--- Start RECORDS FOR PROCESSING ---

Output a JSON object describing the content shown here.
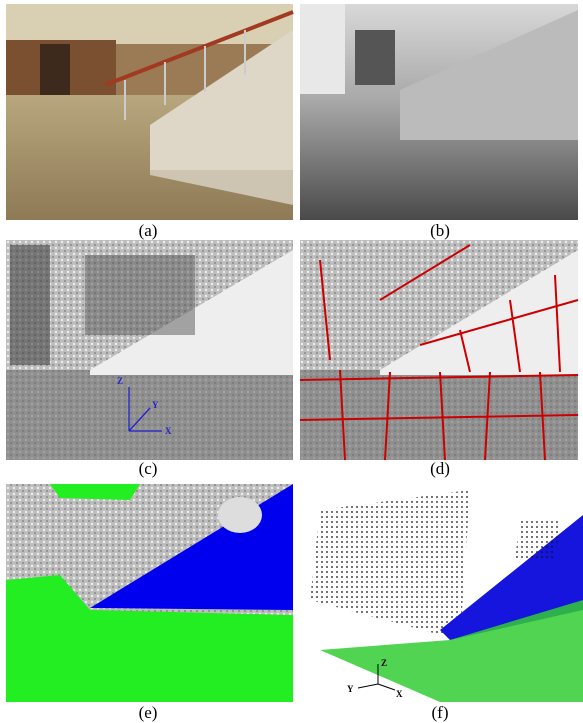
{
  "figure": {
    "panels": [
      {
        "caption": "(a)"
      },
      {
        "caption": "(b)"
      },
      {
        "caption": "(c)",
        "axis_labels": [
          "Z",
          "Y",
          "X"
        ]
      },
      {
        "caption": "(d)"
      },
      {
        "caption": "(e)"
      },
      {
        "caption": "(f)",
        "axis_labels": [
          "Y",
          "Z",
          "X"
        ]
      }
    ]
  }
}
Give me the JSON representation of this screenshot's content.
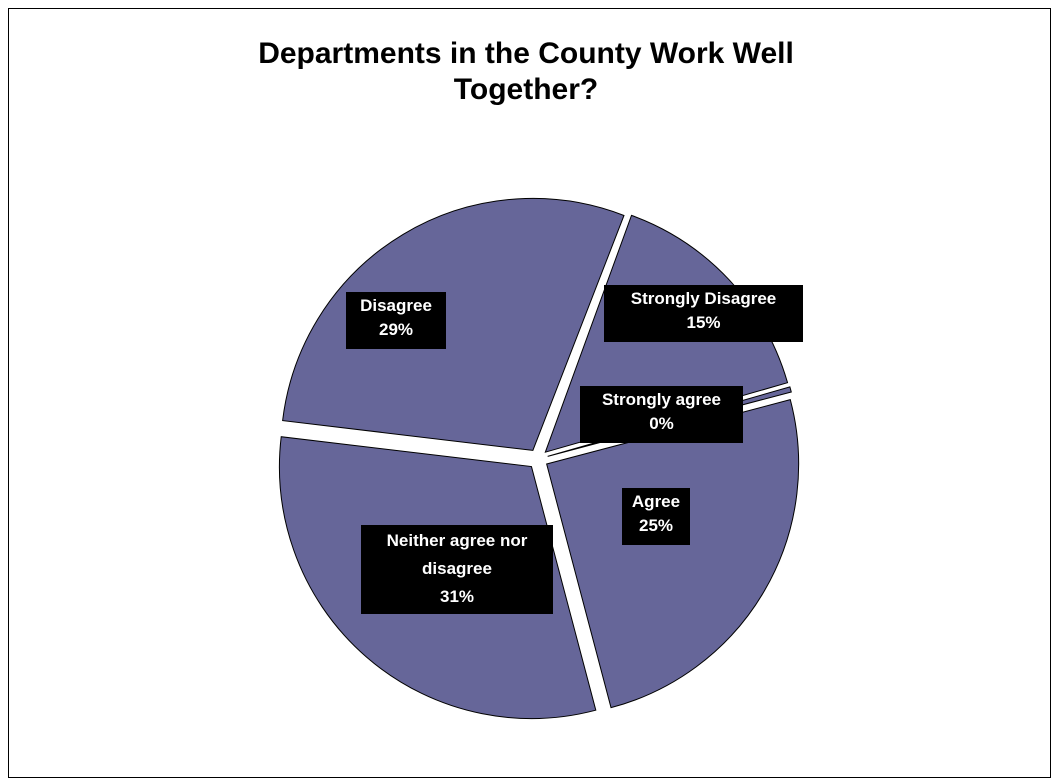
{
  "chart_data": {
    "type": "pie",
    "title_lines": [
      "Departments in the County Work Well",
      "Together?"
    ],
    "slices": [
      {
        "name": "Strongly Disagree",
        "value": 15,
        "label": "15%",
        "color": "#666699"
      },
      {
        "name": "Strongly agree",
        "value": 0,
        "label": "0%",
        "color": "#666699"
      },
      {
        "name": "Agree",
        "value": 25,
        "label": "25%",
        "color": "#666699"
      },
      {
        "name": "Neither agree nor disagree",
        "value": 31,
        "label": "31%",
        "color": "#666699"
      },
      {
        "name": "Disagree",
        "value": 29,
        "label": "29%",
        "color": "#666699"
      }
    ],
    "data_label_style": {
      "background": "#000000",
      "text": "#ffffff"
    }
  }
}
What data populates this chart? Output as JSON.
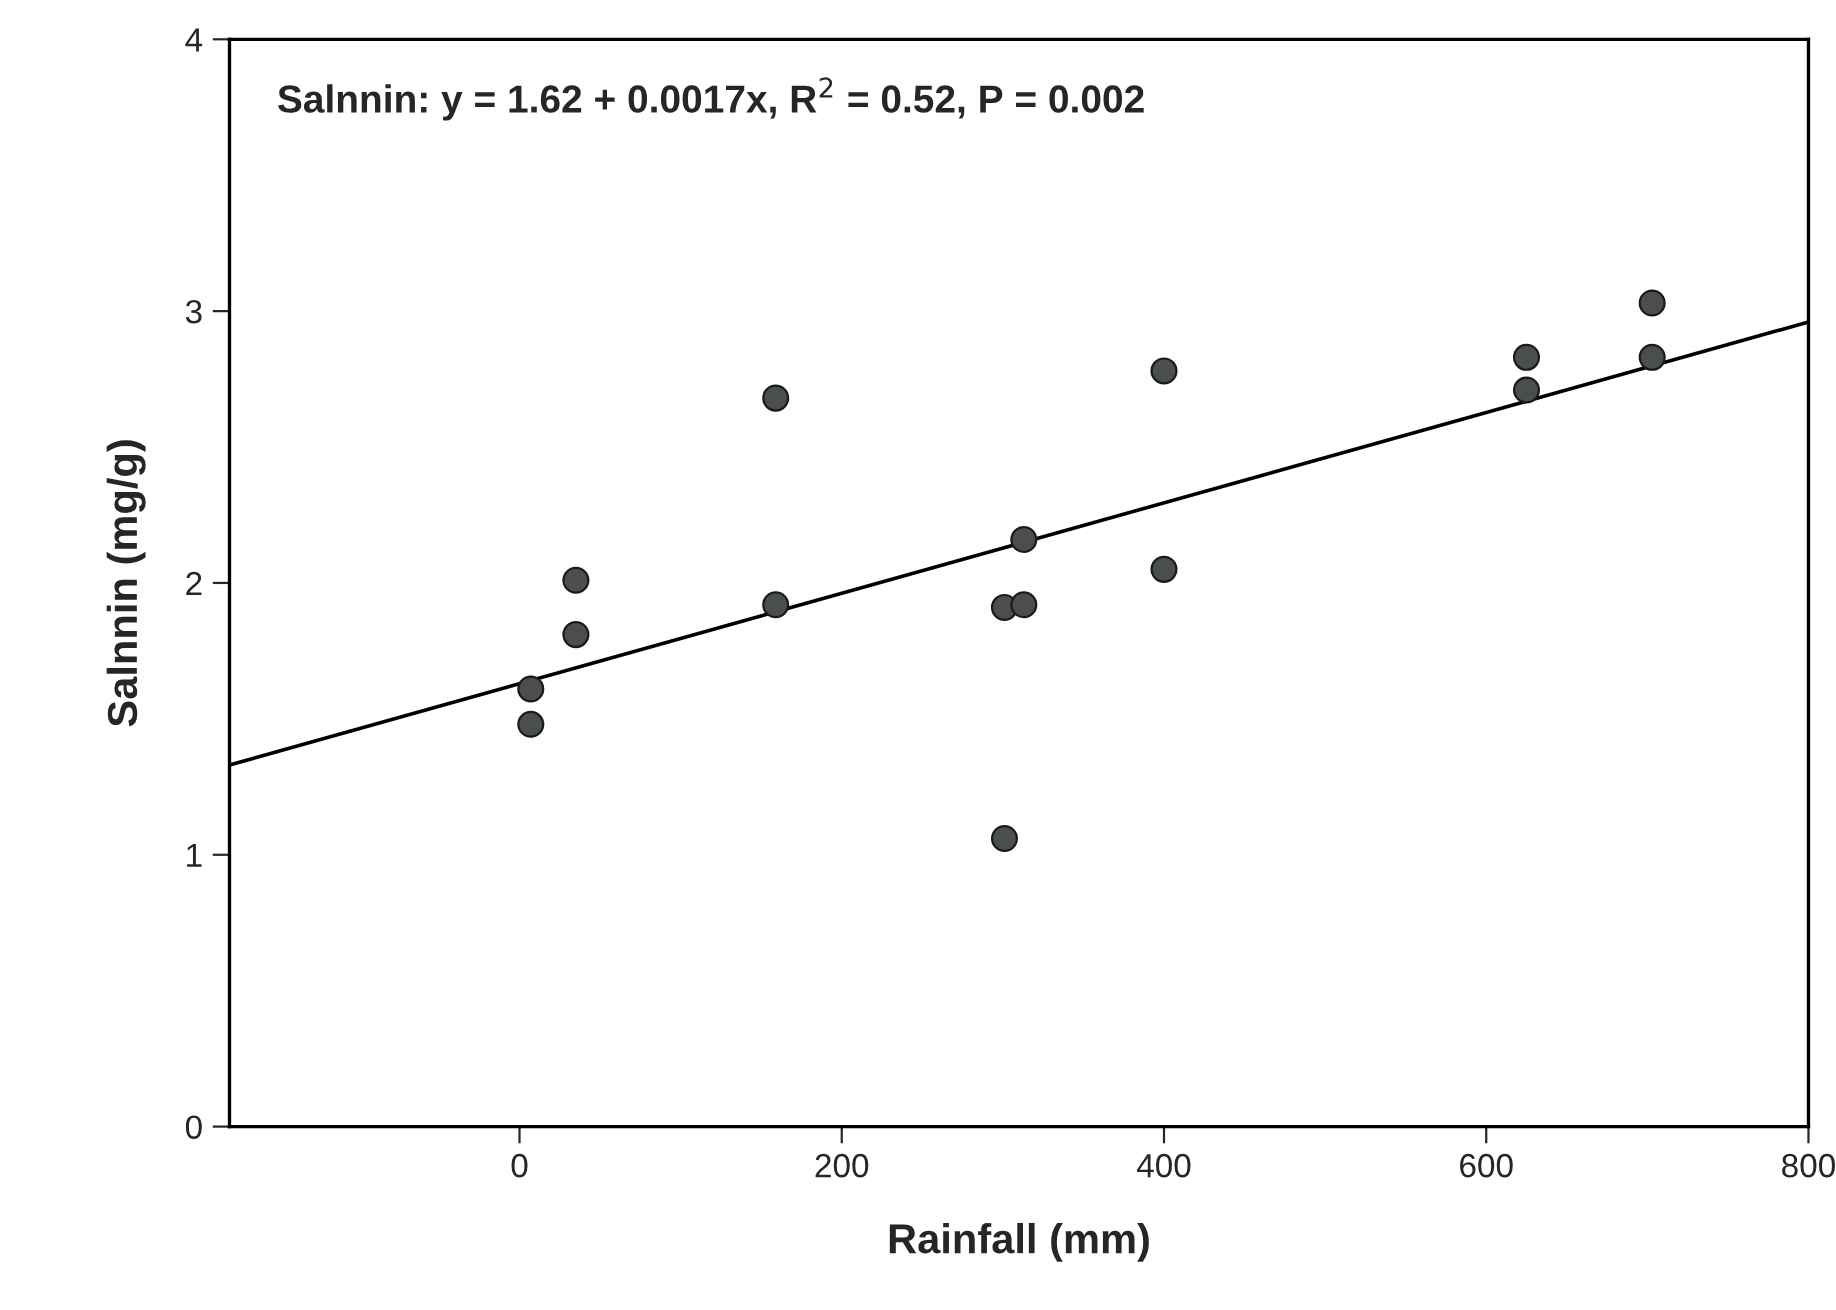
{
  "chart_data": {
    "type": "scatter",
    "xlabel": "Rainfall (mm)",
    "ylabel": "Salnnin (mg/g)",
    "annotations": [
      "Salnnin: y = 1.62 + 0.0017x, R$^{2}$ = 0.52, P = 0.002"
    ],
    "xlim": [
      -180,
      800
    ],
    "xticks": [
      0,
      200,
      400,
      600,
      800
    ],
    "ylim": [
      0,
      4
    ],
    "yticks": [
      0,
      1,
      2,
      3,
      4
    ],
    "grid": false,
    "legend": false,
    "series": [
      {
        "marker": "circle",
        "color": "#4a4f4c",
        "x": [
          7,
          7,
          35,
          35,
          159,
          159,
          301,
          301,
          313,
          313,
          400,
          400,
          625,
          625,
          703,
          703
        ],
        "values": [
          1.61,
          1.48,
          2.01,
          1.81,
          2.68,
          1.92,
          1.06,
          1.91,
          1.92,
          2.16,
          2.78,
          2.05,
          2.83,
          2.71,
          3.03,
          2.83
        ]
      },
      {
        "type": "line",
        "color": "#000000",
        "line_style": "solid",
        "x": [
          -180,
          800
        ],
        "values": [
          1.33,
          2.96
        ]
      }
    ]
  }
}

--- End RECORDS FOR PROCESSING ---

### YOUR OBJECTIVE
Working from the listing above, pick out every line that has "Output" and copy it.

### COMPLETE ANSWER
Output a JSON object describing the content shown here.
What data populates this chart? Output as JSON.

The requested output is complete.